• **Work instructions**:
Go through the entries and transcribe each one exactly, dropping the pictures.

Excerpt from a dataset:
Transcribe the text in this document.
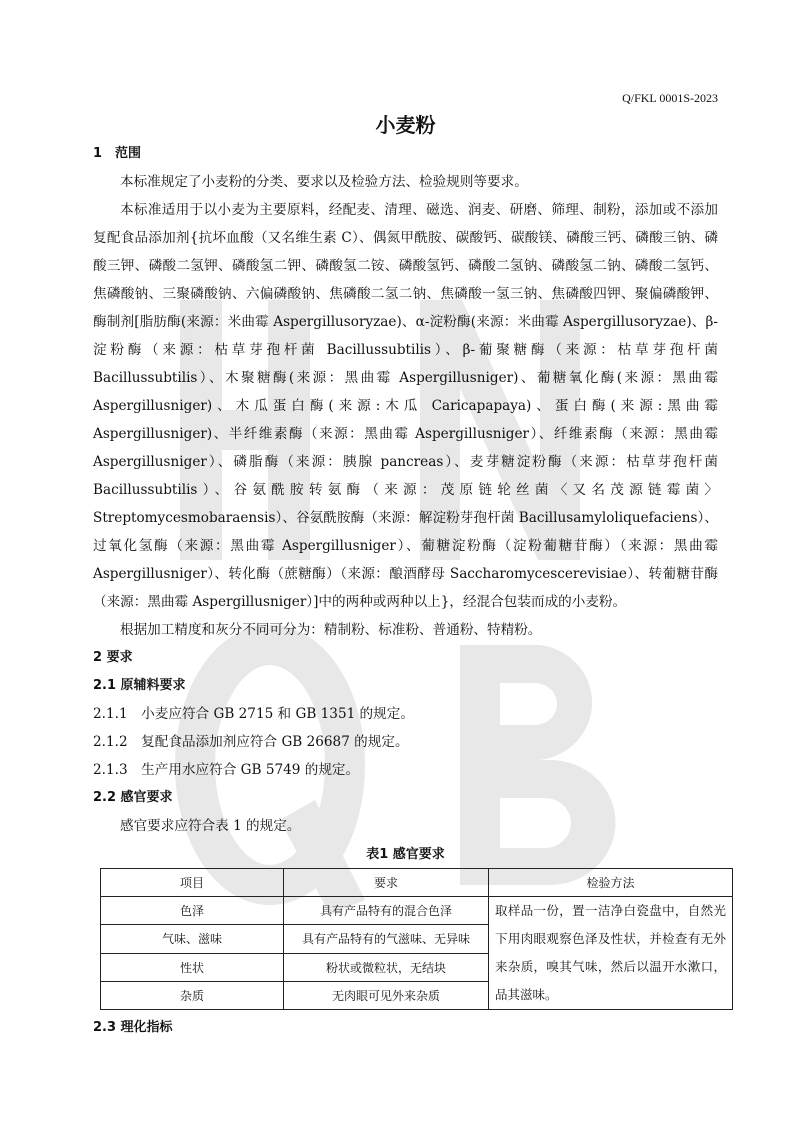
Q/FKL 0001S-2023
小麦粉
1　范围
本标准规定了小麦粉的分类、要求以及检验方法、检验规则等要求。
本标准适用于以小麦为主要原料，经配麦、清理、磁选、润麦、研磨、筛理、制粉，添加或不添加复配食品添加剂{抗坏血酸（又名维生素 C）、偶氮甲酰胺、碳酸钙、碳酸镁、磷酸三钙、磷酸三钠、磷酸三钾、磷酸二氢钾、磷酸氢二钾、磷酸氢二铵、磷酸氢钙、磷酸二氢钠、磷酸氢二钠、磷酸二氢钙、焦磷酸钠、三聚磷酸钠、六偏磷酸钠、焦磷酸二氢二钠、焦磷酸一氢三钠、焦磷酸四钾、聚偏磷酸钾、酶制剂[脂肪酶(来源：米曲霉 Aspergillusoryzae)、α-淀粉酶(来源：米曲霉 Aspergillusoryzae)、β-淀粉酶（来源：枯草芽孢杆菌 Bacillussubtilis）、β-葡聚糖酶（来源：枯草芽孢杆菌 Bacillussubtilis）、木聚糖酶(来源：黑曲霉 Aspergillusniger)、葡糖氧化酶(来源：黑曲霉 Aspergillusniger)、木瓜蛋白酶(来源:木瓜 Caricapapaya)、蛋白酶(来源:黑曲霉 Aspergillusniger)、半纤维素酶（来源：黑曲霉 Aspergillusniger）、纤维素酶（来源：黑曲霉 Aspergillusniger）、磷脂酶（来源：胰腺 pancreas）、麦芽糖淀粉酶（来源：枯草芽孢杆菌 Bacillussubtilis）、谷氨酰胺转氨酶（来源：茂原链轮丝菌〈又名茂源链霉菌〉Streptomycesmobaraensis）、谷氨酰胺酶（来源：解淀粉芽孢杆菌 Bacillusamyloliquefaciens）、过氧化氢酶（来源：黑曲霉 Aspergillusniger）、葡糖淀粉酶（淀粉葡糖苷酶）（来源：黑曲霉 Aspergillusniger）、转化酶（蔗糖酶）（来源：酿酒酵母 Saccharomycescerevisiae）、转葡糖苷酶（来源：黑曲霉 Aspergillusniger）]中的两种或两种以上}，经混合包装而成的小麦粉。
根据加工精度和灰分不同可分为：精制粉、标准粉、普通粉、特精粉。
2 要求
2.1 原辅料要求
2.1.1　小麦应符合 GB 2715 和 GB 1351 的规定。
2.1.2　复配食品添加剂应符合 GB 26687 的规定。
2.1.3　生产用水应符合 GB 5749 的规定。
2.2 感官要求
感官要求应符合表 1 的规定。
表1 感官要求
项目	要求	检验方法
色泽	具有产品特有的混合色泽	取样品一份，置一洁净白瓷盘中，自然光下用肉眼观察色泽及性状，并检查有无外来杂质，嗅其气味，然后以温开水漱口，品其滋味。
气味、滋味	具有产品特有的气滋味、无异味	
性状	粉状或微粒状，无结块	
杂质	无肉眼可见外来杂质	
2.3 理化指标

• **Task output**:
Transcribe the text in this document.
Q/FKL 0001S-2023
小麦粉
1　范围
本标准规定了小麦粉的分类、要求以及检验方法、检验规则等要求。
本标准适用于以小麦为主要原料，经配麦、清理、磁选、润麦、研磨、筛理、制粉，添加或不添加复配食品添加剂{抗坏血酸（又名维生素 C）、偶氮甲酰胺、碳酸钙、碳酸镁、磷酸三钙、磷酸三钠、磷酸三钾、磷酸二氢钾、磷酸氢二钾、磷酸氢二铵、磷酸氢钙、磷酸二氢钠、磷酸氢二钠、磷酸二氢钙、焦磷酸钠、三聚磷酸钠、六偏磷酸钠、焦磷酸二氢二钠、焦磷酸一氢三钠、焦磷酸四钾、聚偏磷酸钾、酶制剂[脂肪酶(来源：米曲霉 Aspergillusoryzae)、α-淀粉酶(来源：米曲霉 Aspergillusoryzae)、β-淀粉酶（来源：枯草芽孢杆菌 Bacillussubtilis）、β-葡聚糖酶（来源：枯草芽孢杆菌 Bacillussubtilis）、木聚糖酶(来源：黑曲霉 Aspergillusniger)、葡糖氧化酶(来源：黑曲霉 Aspergillusniger)、木瓜蛋白酶(来源:木瓜 Caricapapaya)、蛋白酶(来源:黑曲霉 Aspergillusniger)、半纤维素酶（来源：黑曲霉 Aspergillusniger）、纤维素酶（来源：黑曲霉 Aspergillusniger）、磷脂酶（来源：胰腺 pancreas）、麦芽糖淀粉酶（来源：枯草芽孢杆菌 Bacillussubtilis）、谷氨酰胺转氨酶（来源：茂原链轮丝菌〈又名茂源链霉菌〉Streptomycesmobaraensis）、谷氨酰胺酶（来源：解淀粉芽孢杆菌 Bacillusamyloliquefaciens）、过氧化氢酶（来源：黑曲霉 Aspergillusniger）、葡糖淀粉酶（淀粉葡糖苷酶）（来源：黑曲霉 Aspergillusniger）、转化酶（蔗糖酶）（来源：酿酒酵母 Saccharomycescerevisiae）、转葡糖苷酶（来源：黑曲霉 Aspergillusniger）]中的两种或两种以上}，经混合包装而成的小麦粉。
根据加工精度和灰分不同可分为：精制粉、标准粉、普通粉、特精粉。
2 要求
2.1 原辅料要求
2.1.1　小麦应符合 GB 2715 和 GB 1351 的规定。
2.1.2　复配食品添加剂应符合 GB 26687 的规定。
2.1.3　生产用水应符合 GB 5749 的规定。
2.2 感官要求
感官要求应符合表 1 的规定。
表1 感官要求
项目	要求	检验方法
色泽	具有产品特有的混合色泽	取样品一份，置一洁净白瓷盘中，自然光下用肉眼观察色泽及性状，并检查有无外来杂质，嗅其气味，然后以温开水漱口，品其滋味。
气味、滋味	具有产品特有的气滋味、无异味	
性状	粉状或微粒状，无结块	
杂质	无肉眼可见外来杂质	
2.3 理化指标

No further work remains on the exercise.